## Data lines
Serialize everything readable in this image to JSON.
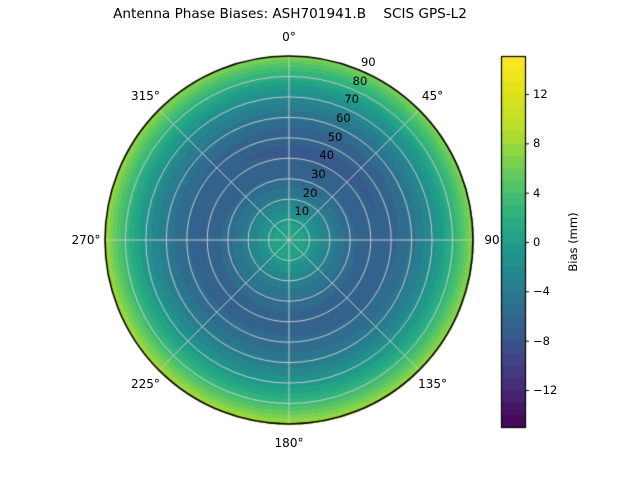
{
  "chart_data": {
    "type": "heatmap",
    "projection": "polar",
    "title": "Antenna Phase Biases: ASH701941.B    SCIS GPS-L2",
    "theta_zero_location": "top",
    "theta_direction": "clockwise",
    "theta_ticks": [
      {
        "angle_deg": 0,
        "label": "0°"
      },
      {
        "angle_deg": 45,
        "label": "45°"
      },
      {
        "angle_deg": 90,
        "label": "90"
      },
      {
        "angle_deg": 135,
        "label": "135°"
      },
      {
        "angle_deg": 180,
        "label": "180°"
      },
      {
        "angle_deg": 225,
        "label": "225°"
      },
      {
        "angle_deg": 270,
        "label": "270°"
      },
      {
        "angle_deg": 315,
        "label": "315°"
      }
    ],
    "r_ticks": [
      {
        "value": 10,
        "label": "10"
      },
      {
        "value": 20,
        "label": "20"
      },
      {
        "value": 30,
        "label": "30"
      },
      {
        "value": 40,
        "label": "40"
      },
      {
        "value": 50,
        "label": "50"
      },
      {
        "value": 60,
        "label": "60"
      },
      {
        "value": 70,
        "label": "70"
      },
      {
        "value": 80,
        "label": "80"
      },
      {
        "value": 90,
        "label": "90"
      }
    ],
    "r_max": 90,
    "radial_profile": {
      "zenith_deg": [
        0,
        8,
        15,
        25,
        35,
        45,
        55,
        65,
        75,
        82,
        87,
        90
      ],
      "bias_mm": [
        0.6,
        0.1,
        -1.9,
        -4.6,
        -6.4,
        -6.7,
        -5.5,
        -3.0,
        0.3,
        3.5,
        6.0,
        7.8
      ]
    },
    "azimuthal_variation": {
      "amplitude_mm_at_rim": 1.0,
      "phase_deg": 200
    },
    "colormap": {
      "name": "viridis",
      "anchors": [
        "#440154",
        "#482878",
        "#3e4a89",
        "#31688e",
        "#26828e",
        "#1f9e89",
        "#35b779",
        "#6ece58",
        "#b5de2b",
        "#dde318",
        "#fde725"
      ]
    },
    "colorbar": {
      "label": "Bias (mm)",
      "vmin": -15,
      "vmax": 15,
      "band_step_mm": 1,
      "ticks": [
        {
          "value": 12,
          "label": "12"
        },
        {
          "value": 8,
          "label": "8"
        },
        {
          "value": 4,
          "label": "4"
        },
        {
          "value": 0,
          "label": "0"
        },
        {
          "value": -4,
          "label": "−4"
        },
        {
          "value": -8,
          "label": "−8"
        },
        {
          "value": -12,
          "label": "−12"
        }
      ]
    },
    "grid": {
      "line_color": "#cdcdcd",
      "spine_color": "#000000",
      "spoke_step_deg": 45,
      "ring_step": 10
    }
  }
}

## Problem description
Skip the pictures and print each record exactly as it stands.

## Solution to this problem
Serialize everything readable in this image to JSON.
{
  "chart_data": {
    "type": "heatmap",
    "projection": "polar",
    "title": "Antenna Phase Biases: ASH701941.B    SCIS GPS-L2",
    "theta_zero_location": "top",
    "theta_direction": "clockwise",
    "theta_ticks": [
      {
        "angle_deg": 0,
        "label": "0°"
      },
      {
        "angle_deg": 45,
        "label": "45°"
      },
      {
        "angle_deg": 90,
        "label": "90"
      },
      {
        "angle_deg": 135,
        "label": "135°"
      },
      {
        "angle_deg": 180,
        "label": "180°"
      },
      {
        "angle_deg": 225,
        "label": "225°"
      },
      {
        "angle_deg": 270,
        "label": "270°"
      },
      {
        "angle_deg": 315,
        "label": "315°"
      }
    ],
    "r_ticks": [
      {
        "value": 10,
        "label": "10"
      },
      {
        "value": 20,
        "label": "20"
      },
      {
        "value": 30,
        "label": "30"
      },
      {
        "value": 40,
        "label": "40"
      },
      {
        "value": 50,
        "label": "50"
      },
      {
        "value": 60,
        "label": "60"
      },
      {
        "value": 70,
        "label": "70"
      },
      {
        "value": 80,
        "label": "80"
      },
      {
        "value": 90,
        "label": "90"
      }
    ],
    "r_max": 90,
    "radial_profile": {
      "zenith_deg": [
        0,
        8,
        15,
        25,
        35,
        45,
        55,
        65,
        75,
        82,
        87,
        90
      ],
      "bias_mm": [
        0.6,
        0.1,
        -1.9,
        -4.6,
        -6.4,
        -6.7,
        -5.5,
        -3.0,
        0.3,
        3.5,
        6.0,
        7.8
      ]
    },
    "azimuthal_variation": {
      "amplitude_mm_at_rim": 1.0,
      "phase_deg": 200
    },
    "colormap": {
      "name": "viridis",
      "anchors": [
        "#440154",
        "#482878",
        "#3e4a89",
        "#31688e",
        "#26828e",
        "#1f9e89",
        "#35b779",
        "#6ece58",
        "#b5de2b",
        "#dde318",
        "#fde725"
      ]
    },
    "colorbar": {
      "label": "Bias (mm)",
      "vmin": -15,
      "vmax": 15,
      "band_step_mm": 1,
      "ticks": [
        {
          "value": 12,
          "label": "12"
        },
        {
          "value": 8,
          "label": "8"
        },
        {
          "value": 4,
          "label": "4"
        },
        {
          "value": 0,
          "label": "0"
        },
        {
          "value": -4,
          "label": "−4"
        },
        {
          "value": -8,
          "label": "−8"
        },
        {
          "value": -12,
          "label": "−12"
        }
      ]
    },
    "grid": {
      "line_color": "#cdcdcd",
      "spine_color": "#000000",
      "spoke_step_deg": 45,
      "ring_step": 10
    }
  }
}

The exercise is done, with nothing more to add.